Dati in ingresso >>
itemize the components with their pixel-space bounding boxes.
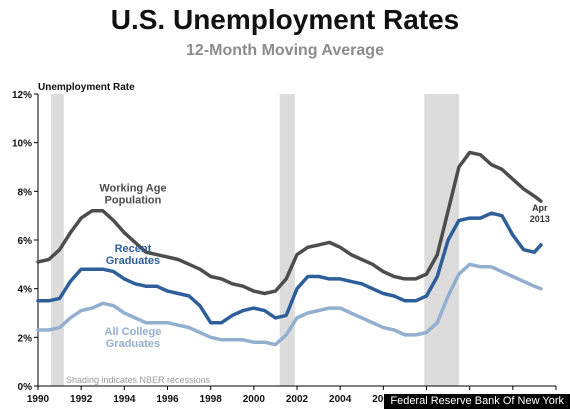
y-tick-label: 6% — [18, 236, 33, 247]
series-line-3 — [36, 262, 543, 347]
x-tick-label: 2002 — [286, 394, 309, 405]
series-lines — [36, 150, 543, 347]
recession-band-1 — [50, 94, 64, 386]
x-tick-label: 1998 — [200, 394, 223, 405]
y-tick-label: 4% — [18, 285, 33, 296]
y-axis-label: Unemployment Rate — [38, 82, 135, 93]
y-tick-label: 8% — [18, 187, 33, 198]
axes: 0% 2% 4% 6% 8% 10% 12% 1990 1992 1994 1996 1998 2000… — [12, 90, 568, 405]
y-tick-label: 12% — [12, 90, 32, 101]
end-date-label: Apr 2013 — [530, 203, 550, 224]
x-tick-label: 1996 — [156, 394, 179, 405]
y-tick-label: 0% — [18, 382, 33, 393]
x-tick-label: 2004 — [329, 394, 352, 405]
source-credit: Federal Reserve Bank Of New York — [384, 394, 570, 409]
chart-subtitle: 12-Month Moving Average — [186, 42, 384, 59]
recession-note: Shading indicates NBER recessions — [66, 375, 211, 385]
series-label-1: Working Age Population — [99, 182, 166, 206]
series-label-2: Recent Graduates — [106, 243, 160, 267]
x-tick-label: 1992 — [70, 394, 93, 405]
series-labels: Working Age Population Recent Graduates All … — [99, 182, 549, 350]
x-tick-label: 1994 — [113, 394, 136, 405]
series-line-2 — [36, 211, 543, 325]
recession-band-2 — [279, 94, 295, 386]
x-tick-label: 2000 — [243, 394, 266, 405]
x-tick-label: 2006 — [372, 394, 395, 405]
chart-title: U.S. Unemployment Rates — [110, 4, 460, 35]
y-tick-label: 2% — [18, 333, 33, 344]
series-label-3: All College Graduates — [105, 326, 162, 350]
y-tick-label: 10% — [12, 139, 32, 150]
recession-bands — [50, 94, 459, 386]
series-line-1 — [36, 150, 543, 296]
x-tick-label: 1990 — [27, 394, 50, 405]
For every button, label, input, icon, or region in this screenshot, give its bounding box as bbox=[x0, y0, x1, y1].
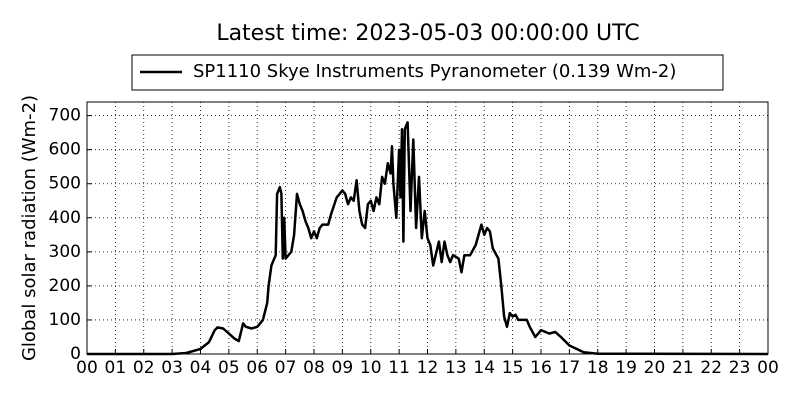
x-tick-label: 18 bbox=[587, 358, 609, 378]
x-tick-label: 00 bbox=[757, 358, 779, 378]
y-tick-label: 500 bbox=[49, 174, 81, 194]
x-tick-label: 20 bbox=[644, 358, 666, 378]
x-tick-label: 12 bbox=[417, 358, 439, 378]
x-tick-label: 00 bbox=[76, 358, 98, 378]
y-tick-label: 700 bbox=[49, 106, 81, 126]
x-tick-label: 13 bbox=[445, 358, 467, 378]
x-tick-label: 14 bbox=[473, 358, 495, 378]
y-tick-label: 100 bbox=[49, 310, 81, 330]
x-tick-label: 19 bbox=[615, 358, 637, 378]
x-tick-label: 08 bbox=[303, 358, 325, 378]
y-tick-label: 600 bbox=[49, 140, 81, 160]
x-tick-label: 10 bbox=[360, 358, 382, 378]
x-tick-label: 11 bbox=[388, 358, 410, 378]
x-tick-label: 15 bbox=[502, 358, 524, 378]
x-tick-label: 22 bbox=[700, 358, 722, 378]
x-tick-label: 01 bbox=[105, 358, 127, 378]
x-tick-label: 03 bbox=[161, 358, 183, 378]
x-tick-label: 06 bbox=[246, 358, 268, 378]
x-tick-label: 17 bbox=[559, 358, 581, 378]
line bbox=[87, 121, 769, 356]
x-tick-label: 05 bbox=[218, 358, 240, 378]
plot-frame bbox=[86, 101, 769, 355]
y-tick-label: 300 bbox=[49, 242, 81, 262]
x-tick-label: 09 bbox=[332, 358, 354, 378]
legend-label: SP1110 Skye Instruments Pyranometer (0.1… bbox=[193, 61, 676, 82]
chart-title: Latest time: 2023-05-03 00:00:00 UTC bbox=[216, 21, 639, 46]
x-tick-label: 21 bbox=[672, 358, 694, 378]
legend bbox=[131, 54, 724, 91]
y-tick-label: 0 bbox=[70, 344, 81, 364]
x-tick-label: 16 bbox=[530, 358, 552, 378]
y-tick-label: 400 bbox=[49, 208, 81, 228]
x-tick-label: 02 bbox=[133, 358, 155, 378]
x-tick-label: 07 bbox=[275, 358, 297, 378]
x-tick-label: 23 bbox=[729, 358, 751, 378]
y-axis-label: Global solar radiation (Wm-2) bbox=[19, 95, 40, 361]
y-tick-label: 200 bbox=[49, 276, 81, 296]
x-tick-label: 04 bbox=[190, 358, 212, 378]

Consegna >> Riscrivi tutte le voci riportate sopra, riga per riga, senza alcuna modifica. Escludi le immagini dalla risposta.

Risposta >>
itemize the components with their pixel-space bounding boxes.
y-tick-label: 6% — [18, 236, 33, 247]
series-line-3 — [36, 262, 543, 347]
x-tick-label: 2002 — [286, 394, 309, 405]
series-lines — [36, 150, 543, 347]
recession-band-1 — [50, 94, 64, 386]
x-tick-label: 1998 — [200, 394, 223, 405]
y-tick-label: 4% — [18, 285, 33, 296]
y-axis-label: Unemployment Rate — [38, 82, 135, 93]
y-tick-label: 8% — [18, 187, 33, 198]
axes: 0% 2% 4% 6% 8% 10% 12% 1990 1992 1994 1996 1998 2000… — [12, 90, 568, 405]
y-tick-label: 12% — [12, 90, 32, 101]
end-date-label: Apr 2013 — [530, 203, 550, 224]
x-tick-label: 1996 — [156, 394, 179, 405]
y-tick-label: 0% — [18, 382, 33, 393]
x-tick-label: 2004 — [329, 394, 352, 405]
source-credit: Federal Reserve Bank Of New York — [384, 394, 570, 409]
chart-subtitle: 12-Month Moving Average — [186, 42, 384, 59]
recession-note: Shading indicates NBER recessions — [66, 375, 211, 385]
series-label-1: Working Age Population — [99, 182, 166, 206]
series-label-2: Recent Graduates — [106, 243, 160, 267]
x-tick-label: 1992 — [70, 394, 93, 405]
series-labels: Working Age Population Recent Graduates All … — [99, 182, 549, 350]
x-tick-label: 1994 — [113, 394, 136, 405]
series-line-2 — [36, 211, 543, 325]
recession-band-2 — [279, 94, 295, 386]
x-tick-label: 2000 — [243, 394, 266, 405]
x-tick-label: 2006 — [372, 394, 395, 405]
chart-title: U.S. Unemployment Rates — [110, 4, 460, 35]
y-tick-label: 2% — [18, 333, 33, 344]
series-label-3: All College Graduates — [105, 326, 162, 350]
y-tick-label: 10% — [12, 139, 32, 150]
recession-bands — [50, 94, 459, 386]
series-line-1 — [36, 150, 543, 296]
x-tick-label: 1990 — [27, 394, 50, 405]
For every button, label, input, icon, or region in this screenshot, give its bounding box as bbox=[x0, y0, x1, y1].
x-tick-label: 18 bbox=[587, 358, 609, 378]
x-tick-label: 00 bbox=[757, 358, 779, 378]
y-tick-label: 500 bbox=[49, 174, 81, 194]
x-tick-label: 20 bbox=[644, 358, 666, 378]
x-tick-label: 12 bbox=[417, 358, 439, 378]
x-tick-label: 00 bbox=[76, 358, 98, 378]
y-tick-label: 700 bbox=[49, 106, 81, 126]
x-tick-label: 13 bbox=[445, 358, 467, 378]
x-tick-label: 14 bbox=[473, 358, 495, 378]
y-tick-label: 100 bbox=[49, 310, 81, 330]
x-tick-label: 19 bbox=[615, 358, 637, 378]
x-tick-label: 08 bbox=[303, 358, 325, 378]
y-tick-label: 600 bbox=[49, 140, 81, 160]
x-tick-label: 10 bbox=[360, 358, 382, 378]
x-tick-label: 11 bbox=[388, 358, 410, 378]
x-tick-label: 15 bbox=[502, 358, 524, 378]
x-tick-label: 22 bbox=[700, 358, 722, 378]
x-tick-label: 01 bbox=[105, 358, 127, 378]
x-tick-label: 03 bbox=[161, 358, 183, 378]
x-tick-label: 06 bbox=[246, 358, 268, 378]
x-tick-label: 17 bbox=[559, 358, 581, 378]
line bbox=[87, 121, 769, 356]
x-tick-label: 05 bbox=[218, 358, 240, 378]
plot-frame bbox=[86, 101, 769, 355]
y-tick-label: 300 bbox=[49, 242, 81, 262]
x-tick-label: 09 bbox=[332, 358, 354, 378]
legend-label: SP1110 Skye Instruments Pyranometer (0.1… bbox=[193, 61, 676, 82]
chart-title: Latest time: 2023-05-03 00:00:00 UTC bbox=[216, 21, 639, 46]
x-tick-label: 21 bbox=[672, 358, 694, 378]
legend bbox=[131, 54, 724, 91]
y-tick-label: 0 bbox=[70, 344, 81, 364]
x-tick-label: 16 bbox=[530, 358, 552, 378]
y-tick-label: 400 bbox=[49, 208, 81, 228]
x-tick-label: 02 bbox=[133, 358, 155, 378]
x-tick-label: 07 bbox=[275, 358, 297, 378]
x-tick-label: 23 bbox=[729, 358, 751, 378]
y-axis-label: Global solar radiation (Wm-2) bbox=[19, 95, 40, 361]
y-tick-label: 200 bbox=[49, 276, 81, 296]
x-tick-label: 04 bbox=[190, 358, 212, 378]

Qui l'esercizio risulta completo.